Effective AI asset inventory requires discovery mechanisms that run continuously rather than periodically. This means network-level visibility into model API calls, agent framework instrumentation that surfaces new tool connections, SaaS integration monitoring that detects new AI feature usage, and version tracking that flags model updates against the last-assessed configuration.

The OWASP LLM Top 10 (2025) treats supply chain risk and insecure plugin design as top-tier risks specifically because most organizations cannot see the full scope of their AI integrations. Inventory is the prerequisite for addressing both.

Repello's AI Asset Inventory performs continuous discovery across all four asset classes, surfacing new assets as they are introduced, flagging configuration changes against established baselines, and mapping each asset to its relevant attack surface so security teams can prioritize coverage rather than enumerate manually.

Frequently asked questions

What is an AI asset inventory?

An AI asset inventory is a complete, continuously maintained record of every AI system, model, data pipeline, and integration in an organization's environment. It covers base models and their variants, RAG knowledge bases and vector stores, agentic workflows and MCP server connections, and AI capabilities embedded in third-party SaaS platforms. The inventory is the foundation for access control, red team coverage, compliance reporting, and runtime security policy enforcement.

What AI assets do most teams miss?

The most commonly missed asset classes are: fine-tuned model variants (which have different security properties than their base models), RAG knowledge bases and the embedding models they depend on, MCP servers and tool definitions added by developers to extend agent capabilities, agentic orchestration pipelines that chain multiple model calls, and AI features embedded in existing SaaS platforms that were added by vendors without explicit procurement steps.

Why is a one-time AI inventory insufficient?

AI environments change continuously. Model providers push updates that alter safety properties without version bumps. Developers add MCP servers and tool integrations. Vendors ship AI features in existing SaaS subscriptions. Employees deploy shadow AI using personal API keys. A point-in-time inventory is accurate for the moment it was produced and degrades immediately afterward. Continuous discovery is required to maintain an accurate picture of the attack surface.

How does AI asset inventory relate to AI security posture?

AI asset inventory is the prerequisite for AI security posture management. Posture management assesses each asset's configuration against a security baseline, identifies gaps, and prioritizes remediation. Without a complete asset inventory, posture management covers only the assets that are known, leaving unknown assets unassessed regardless of their actual risk. Inventory enables posture; posture without inventory produces a false sense of coverage.

Does the EU AI Act require an AI asset inventory?

The EU AI Act requires organizations developing or deploying high-risk AI systems to register those systems and maintain technical documentation covering their components, training data, and intended purpose. While the Act does not use the term "asset inventory," its registration and documentation requirements are operationally equivalent to maintaining a scoped inventory of high-risk AI assets. Organizations subject to the EU AI Act should treat their compliance documentation as a minimum-scope inventory, not a complete one.

What is the difference between an AI asset inventory and an AI Bill of Materials?

An AI asset inventory is a runtime visibility tool: it tracks what AI systems are deployed, how they are configured, and how they connect to other systems. An AI Bill of Materials (AI BOM) is a provenance document: it records what components a specific AI system is built from, including base models, training datasets, and third-party libraries. Inventory tells you what is running; AI BOM tells you what it is made of. Both are needed for comprehensive AI security governance, and they serve different audiences: inventory drives security operations, while AI BOM drives supply chain risk management.

### BRIEF 1
Answer these questions about the AI asset inventory text, one per line:
(a) Which OWASP list treats supply chain risk and insecure plugin design as top-tier risks?
(b) What do employees use to deploy shadow AI?
(c) What does an AI Bill of Materials drive?
### BRIEF 2
Duplicate the part of the AI asset inventory text that opens with the words containing "Repello's AI Asset" and closes with "than enumerate manually.".
You will not need the collected data for any task.

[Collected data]
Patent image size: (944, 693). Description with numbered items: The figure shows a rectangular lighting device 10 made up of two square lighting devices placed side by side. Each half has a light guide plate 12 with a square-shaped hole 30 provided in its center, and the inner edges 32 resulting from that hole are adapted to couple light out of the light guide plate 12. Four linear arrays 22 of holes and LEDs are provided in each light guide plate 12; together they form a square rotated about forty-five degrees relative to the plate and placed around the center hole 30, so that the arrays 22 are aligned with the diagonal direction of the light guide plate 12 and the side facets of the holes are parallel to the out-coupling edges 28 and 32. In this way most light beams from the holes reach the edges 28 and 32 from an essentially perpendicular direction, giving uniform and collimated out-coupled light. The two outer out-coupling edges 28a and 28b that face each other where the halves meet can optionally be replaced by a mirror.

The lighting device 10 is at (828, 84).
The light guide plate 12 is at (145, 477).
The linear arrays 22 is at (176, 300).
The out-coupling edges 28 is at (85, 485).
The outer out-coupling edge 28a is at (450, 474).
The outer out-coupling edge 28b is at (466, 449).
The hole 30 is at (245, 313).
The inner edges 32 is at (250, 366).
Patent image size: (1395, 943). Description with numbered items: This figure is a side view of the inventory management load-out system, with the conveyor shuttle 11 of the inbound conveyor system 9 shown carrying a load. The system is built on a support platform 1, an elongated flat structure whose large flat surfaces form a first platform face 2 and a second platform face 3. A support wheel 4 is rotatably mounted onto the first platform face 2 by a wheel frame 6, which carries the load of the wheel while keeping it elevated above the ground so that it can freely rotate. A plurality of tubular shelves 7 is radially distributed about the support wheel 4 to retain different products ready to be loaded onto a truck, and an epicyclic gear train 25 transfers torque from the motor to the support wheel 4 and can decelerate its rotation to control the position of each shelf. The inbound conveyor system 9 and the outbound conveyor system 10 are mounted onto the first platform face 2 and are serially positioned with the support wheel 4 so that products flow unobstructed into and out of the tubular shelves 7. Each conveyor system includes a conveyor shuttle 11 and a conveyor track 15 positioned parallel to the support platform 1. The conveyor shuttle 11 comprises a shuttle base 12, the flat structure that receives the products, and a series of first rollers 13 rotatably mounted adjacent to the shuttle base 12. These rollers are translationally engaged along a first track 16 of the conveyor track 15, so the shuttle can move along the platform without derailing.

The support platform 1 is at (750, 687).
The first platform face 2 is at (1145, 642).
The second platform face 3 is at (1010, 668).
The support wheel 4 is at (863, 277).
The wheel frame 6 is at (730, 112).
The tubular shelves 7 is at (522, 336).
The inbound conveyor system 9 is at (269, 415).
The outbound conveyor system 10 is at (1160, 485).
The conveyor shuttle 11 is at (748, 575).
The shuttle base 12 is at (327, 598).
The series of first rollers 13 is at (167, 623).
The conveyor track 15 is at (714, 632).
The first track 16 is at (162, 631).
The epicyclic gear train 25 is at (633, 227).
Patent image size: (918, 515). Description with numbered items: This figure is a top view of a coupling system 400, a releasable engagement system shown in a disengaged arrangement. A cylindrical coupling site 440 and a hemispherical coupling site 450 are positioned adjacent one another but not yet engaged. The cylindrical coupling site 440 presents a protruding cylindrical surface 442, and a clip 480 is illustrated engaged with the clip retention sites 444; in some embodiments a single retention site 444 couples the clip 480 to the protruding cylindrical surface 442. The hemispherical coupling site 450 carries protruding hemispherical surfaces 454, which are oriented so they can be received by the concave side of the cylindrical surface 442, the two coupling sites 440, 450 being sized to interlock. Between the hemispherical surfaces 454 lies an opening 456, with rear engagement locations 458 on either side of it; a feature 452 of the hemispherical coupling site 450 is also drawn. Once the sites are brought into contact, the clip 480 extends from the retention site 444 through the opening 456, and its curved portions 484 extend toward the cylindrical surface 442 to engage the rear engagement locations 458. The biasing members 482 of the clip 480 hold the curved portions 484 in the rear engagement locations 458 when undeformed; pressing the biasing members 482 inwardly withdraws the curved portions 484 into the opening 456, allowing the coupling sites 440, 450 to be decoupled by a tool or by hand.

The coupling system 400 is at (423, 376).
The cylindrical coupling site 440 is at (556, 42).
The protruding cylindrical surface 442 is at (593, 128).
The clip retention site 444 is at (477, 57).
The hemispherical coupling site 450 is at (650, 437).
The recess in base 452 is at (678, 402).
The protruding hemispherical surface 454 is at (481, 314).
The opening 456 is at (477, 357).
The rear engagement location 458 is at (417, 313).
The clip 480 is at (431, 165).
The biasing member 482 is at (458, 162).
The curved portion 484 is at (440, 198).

### EXERCISE OUTPUT 1
(a) The OWASP LLM Top 10 (2025).
(b) Personal API keys.
(c) Supply chain risk management.

### EXERCISE OUTPUT 2
Repello's AI Asset Inventory performs continuous discovery across all four asset classes, surfacing new assets as they are introduced, flagging configuration changes against established baselines, and mapping each asset to its relevant attack surface so security teams can prioritize coverage rather than enumerate manually.